→ Consigne 1
Présentez sous forme de liste le paragraphe du texte sur la formation commençant par « La formation est sans doute », en conservant ses faits principaux.

→ Texte présenté
---+---

La formation est sans doute l’outil ayant le plus contribué à la promotion sociale. Même si l’ascenseur social donne quelquefois l’impression d’être en dérangement, la perspective du choc démographique, annoncé en 2006, devrait le faire repartir. Un tiers seulement des personnes qui prennent leur retraite sont encore en situation de travail, et les départs ne seront sans doute pas tous renouvelés ; mais les entreprises devraient saisir cette opportunité pour réorganiser et moderniser leurs structures. Il convient donc de se préparer à cette mutation. Cela suppose d’accompagner et d’infléchir les évolutions du système de formation continue, afin de développer les modes d’apprentissages collectifs et de gagner la course aux compétences.

---+---

→ Consigne 2
Dans le listing, redonnez le passage allant du début jusqu'à la ligne contenant « document-page [116, 92, 653, 721] » incluse, en substituant « OS X Mountain Lion » à « OS X Lion » sans rien changer d'autre.

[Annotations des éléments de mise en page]
---+---

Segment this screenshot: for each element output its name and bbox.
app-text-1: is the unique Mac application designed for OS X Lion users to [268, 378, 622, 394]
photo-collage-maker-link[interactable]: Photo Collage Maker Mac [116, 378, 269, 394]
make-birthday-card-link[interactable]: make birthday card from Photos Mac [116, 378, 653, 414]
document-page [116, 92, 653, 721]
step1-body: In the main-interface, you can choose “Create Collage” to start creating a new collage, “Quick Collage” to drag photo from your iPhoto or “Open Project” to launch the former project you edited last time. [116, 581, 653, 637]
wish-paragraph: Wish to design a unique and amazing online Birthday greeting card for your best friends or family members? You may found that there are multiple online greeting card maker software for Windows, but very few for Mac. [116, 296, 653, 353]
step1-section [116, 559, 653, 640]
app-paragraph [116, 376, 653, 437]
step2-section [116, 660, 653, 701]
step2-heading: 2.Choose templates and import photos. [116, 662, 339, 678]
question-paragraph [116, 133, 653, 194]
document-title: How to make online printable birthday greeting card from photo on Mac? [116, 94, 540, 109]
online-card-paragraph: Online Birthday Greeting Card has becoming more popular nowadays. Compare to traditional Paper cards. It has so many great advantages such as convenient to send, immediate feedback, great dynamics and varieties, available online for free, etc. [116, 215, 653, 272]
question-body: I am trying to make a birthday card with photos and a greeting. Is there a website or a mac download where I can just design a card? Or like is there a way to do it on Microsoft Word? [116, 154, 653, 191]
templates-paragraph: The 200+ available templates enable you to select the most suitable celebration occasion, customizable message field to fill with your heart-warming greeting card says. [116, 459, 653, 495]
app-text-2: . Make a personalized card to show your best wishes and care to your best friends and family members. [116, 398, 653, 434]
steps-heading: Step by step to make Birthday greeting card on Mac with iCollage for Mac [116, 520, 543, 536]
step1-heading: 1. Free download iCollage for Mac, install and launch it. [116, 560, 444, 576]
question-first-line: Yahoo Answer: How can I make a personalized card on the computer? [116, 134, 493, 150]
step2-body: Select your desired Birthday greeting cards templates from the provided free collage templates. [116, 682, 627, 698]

---+---

→ Réponse rédigée 1
- La formation est sans doute l'outil qui a le plus contribué à la promotion sociale.
- L'ascenseur social semble parfois en dérangement, mais le choc démographique annoncé en 2006 devrait le faire repartir.
- Seul un tiers des personnes qui partent à la retraite sont encore en situation de travail, et tous les départs ne seront sans doute pas renouvelés.
- Les entreprises devraient saisir cette opportunité pour réorganiser et moderniser leurs structures.
- Pour préparer cette mutation, il faut accompagner et infléchir les évolutions de la formation continue, afin de développer les apprentissages collectifs et de gagner la course aux compétences.

→ Réponse rédigée 2
Segment this screenshot: for each element output its name and bbox.
app-text-1: is the unique Mac application designed for OS X Mountain Lion users to [268, 378, 622, 394]
photo-collage-maker-link[interactable]: Photo Collage Maker Mac [116, 378, 269, 394]
make-birthday-card-link[interactable]: make birthday card from Photos Mac [116, 378, 653, 414]
document-page [116, 92, 653, 721]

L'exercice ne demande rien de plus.